## Start THE DATA

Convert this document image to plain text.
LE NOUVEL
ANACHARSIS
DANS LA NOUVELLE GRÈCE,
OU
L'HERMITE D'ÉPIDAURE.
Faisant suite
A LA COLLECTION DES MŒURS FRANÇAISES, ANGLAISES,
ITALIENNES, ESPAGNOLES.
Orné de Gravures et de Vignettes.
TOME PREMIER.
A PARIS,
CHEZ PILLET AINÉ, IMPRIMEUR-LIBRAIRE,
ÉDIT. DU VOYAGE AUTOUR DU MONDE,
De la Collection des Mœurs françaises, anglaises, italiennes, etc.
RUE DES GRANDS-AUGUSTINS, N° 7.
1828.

## End THE DATA

_THE PROBLEM_
Take the lines above and print them exactly.

_SOLVED EXERCISE_
Convert this document image to plain text.
LE NOUVEL
ANACHARSIS
DANS LA NOUVELLE GRÈCE,
OU
L'HERMITE D'ÉPIDAURE.
Faisant suite
A LA COLLECTION DES MŒURS FRANÇAISES, ANGLAISES,
ITALIENNES, ESPAGNOLES.
Orné de Gravures et de Vignettes.
TOME PREMIER.
A PARIS,
CHEZ PILLET AINÉ, IMPRIMEUR-LIBRAIRE,
ÉDIT. DU VOYAGE AUTOUR DU MONDE,
De la Collection des Mœurs françaises, anglaises, italiennes, etc.
RUE DES GRANDS-AUGUSTINS, N° 7.
1828.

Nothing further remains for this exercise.